## Begin DATASET ROWS

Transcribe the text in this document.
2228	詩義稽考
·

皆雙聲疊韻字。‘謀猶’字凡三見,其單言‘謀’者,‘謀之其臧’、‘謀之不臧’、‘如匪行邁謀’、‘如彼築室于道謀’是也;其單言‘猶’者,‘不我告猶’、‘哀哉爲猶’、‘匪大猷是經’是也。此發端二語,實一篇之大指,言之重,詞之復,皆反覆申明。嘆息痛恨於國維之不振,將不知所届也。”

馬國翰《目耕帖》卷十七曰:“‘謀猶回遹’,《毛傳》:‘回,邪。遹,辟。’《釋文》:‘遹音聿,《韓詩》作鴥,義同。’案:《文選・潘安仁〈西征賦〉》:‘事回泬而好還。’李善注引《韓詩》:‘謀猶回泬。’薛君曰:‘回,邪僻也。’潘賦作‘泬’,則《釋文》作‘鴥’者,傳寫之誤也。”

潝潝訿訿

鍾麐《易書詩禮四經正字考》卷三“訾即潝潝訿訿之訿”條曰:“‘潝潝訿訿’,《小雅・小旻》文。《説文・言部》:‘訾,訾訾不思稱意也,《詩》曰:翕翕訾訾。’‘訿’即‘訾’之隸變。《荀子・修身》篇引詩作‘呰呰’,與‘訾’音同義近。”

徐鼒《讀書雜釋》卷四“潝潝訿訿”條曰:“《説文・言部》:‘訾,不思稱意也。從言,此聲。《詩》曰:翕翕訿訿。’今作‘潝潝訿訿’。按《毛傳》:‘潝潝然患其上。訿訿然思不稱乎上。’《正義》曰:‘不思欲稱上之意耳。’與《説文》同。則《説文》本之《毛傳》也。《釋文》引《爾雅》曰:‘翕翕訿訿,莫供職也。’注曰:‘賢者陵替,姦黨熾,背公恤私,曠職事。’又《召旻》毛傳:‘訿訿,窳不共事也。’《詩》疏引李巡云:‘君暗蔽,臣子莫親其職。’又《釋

## End DATASET ROWS

# WORK TO BE COMPLETED
Print the whole listing exactly as it is.

# CORRECT OUTPUT
Transcribe the text in this document.
2228	詩義稽考
·

皆雙聲疊韻字。‘謀猶’字凡三見,其單言‘謀’者,‘謀之其臧’、‘謀之不臧’、‘如匪行邁謀’、‘如彼築室于道謀’是也;其單言‘猶’者,‘不我告猶’、‘哀哉爲猶’、‘匪大猷是經’是也。此發端二語,實一篇之大指,言之重,詞之復,皆反覆申明。嘆息痛恨於國維之不振,將不知所届也。”

馬國翰《目耕帖》卷十七曰:“‘謀猶回遹’,《毛傳》:‘回,邪。遹,辟。’《釋文》:‘遹音聿,《韓詩》作鴥,義同。’案:《文選・潘安仁〈西征賦〉》:‘事回泬而好還。’李善注引《韓詩》:‘謀猶回泬。’薛君曰:‘回,邪僻也。’潘賦作‘泬’,則《釋文》作‘鴥’者,傳寫之誤也。”

潝潝訿訿

鍾麐《易書詩禮四經正字考》卷三“訾即潝潝訿訿之訿”條曰:“‘潝潝訿訿’,《小雅・小旻》文。《説文・言部》:‘訾,訾訾不思稱意也,《詩》曰:翕翕訾訾。’‘訿’即‘訾’之隸變。《荀子・修身》篇引詩作‘呰呰’,與‘訾’音同義近。”

徐鼒《讀書雜釋》卷四“潝潝訿訿”條曰:“《説文・言部》:‘訾,不思稱意也。從言,此聲。《詩》曰:翕翕訿訿。’今作‘潝潝訿訿’。按《毛傳》:‘潝潝然患其上。訿訿然思不稱乎上。’《正義》曰:‘不思欲稱上之意耳。’與《説文》同。則《説文》本之《毛傳》也。《釋文》引《爾雅》曰:‘翕翕訿訿,莫供職也。’注曰:‘賢者陵替,姦黨熾,背公恤私,曠職事。’又《召旻》毛傳:‘訿訿,窳不共事也。’《詩》疏引李巡云:‘君暗蔽,臣子莫親其職。’又《釋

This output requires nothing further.